_TASK TO CARRY OUT_
Word for word, retype every entry in the listing.

_GIVEN DATA_
++++
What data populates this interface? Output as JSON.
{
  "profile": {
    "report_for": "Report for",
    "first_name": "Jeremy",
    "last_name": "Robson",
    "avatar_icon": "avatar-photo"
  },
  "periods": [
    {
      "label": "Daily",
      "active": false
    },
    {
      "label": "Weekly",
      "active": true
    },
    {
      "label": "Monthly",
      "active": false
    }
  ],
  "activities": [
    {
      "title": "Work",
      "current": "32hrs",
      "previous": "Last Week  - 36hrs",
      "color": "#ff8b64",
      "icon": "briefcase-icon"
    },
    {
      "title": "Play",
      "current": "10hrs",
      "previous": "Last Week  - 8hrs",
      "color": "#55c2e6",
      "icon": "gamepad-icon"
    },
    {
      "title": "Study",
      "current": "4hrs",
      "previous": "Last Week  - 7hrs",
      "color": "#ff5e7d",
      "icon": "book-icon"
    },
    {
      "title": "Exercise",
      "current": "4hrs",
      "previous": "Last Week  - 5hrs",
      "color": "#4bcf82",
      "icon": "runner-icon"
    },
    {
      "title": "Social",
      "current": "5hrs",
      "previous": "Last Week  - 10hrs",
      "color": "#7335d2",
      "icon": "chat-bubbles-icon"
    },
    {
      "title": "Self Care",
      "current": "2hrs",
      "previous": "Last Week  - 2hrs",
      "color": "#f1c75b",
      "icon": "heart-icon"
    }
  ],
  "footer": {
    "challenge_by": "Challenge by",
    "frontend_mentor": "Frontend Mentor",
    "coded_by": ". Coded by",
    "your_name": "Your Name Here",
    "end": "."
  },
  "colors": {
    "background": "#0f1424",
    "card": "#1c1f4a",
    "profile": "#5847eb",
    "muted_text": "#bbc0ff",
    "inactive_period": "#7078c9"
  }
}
++++
_CORRECT RESULT_
What data populates this interface? Output as JSON.
{
  "profile": {
    "report_for": "Report for",
    "first_name": "Jeremy",
    "last_name": "Robson",
    "avatar_icon": "avatar-photo"
  },
  "periods": [
    {
      "label": "Daily",
      "active": false
    },
    {
      "label": "Weekly",
      "active": true
    },
    {
      "label": "Monthly",
      "active": false
    }
  ],
  "activities": [
    {
      "title": "Work",
      "current": "32hrs",
      "previous": "Last Week  - 36hrs",
      "color": "#ff8b64",
      "icon": "briefcase-icon"
    },
    {
      "title": "Play",
      "current": "10hrs",
      "previous": "Last Week  - 8hrs",
      "color": "#55c2e6",
      "icon": "gamepad-icon"
    },
    {
      "title": "Study",
      "current": "4hrs",
      "previous": "Last Week  - 7hrs",
      "color": "#ff5e7d",
      "icon": "book-icon"
    },
    {
      "title": "Exercise",
      "current": "4hrs",
      "previous": "Last Week  - 5hrs",
      "color": "#4bcf82",
      "icon": "runner-icon"
    },
    {
      "title": "Social",
      "current": "5hrs",
      "previous": "Last Week  - 10hrs",
      "color": "#7335d2",
      "icon": "chat-bubbles-icon"
    },
    {
      "title": "Self Care",
      "current": "2hrs",
      "previous": "Last Week  - 2hrs",
      "color": "#f1c75b",
      "icon": "heart-icon"
    }
  ],
  "footer": {
    "challenge_by": "Challenge by",
    "frontend_mentor": "Frontend Mentor",
    "coded_by": ". Coded by",
    "your_name": "Your Name Here",
    "end": "."
  },
  "colors": {
    "background": "#0f1424",
    "card": "#1c1f4a",
    "profile": "#5847eb",
    "muted_text": "#bbc0ff",
    "inactive_period": "#7078c9"
  }
}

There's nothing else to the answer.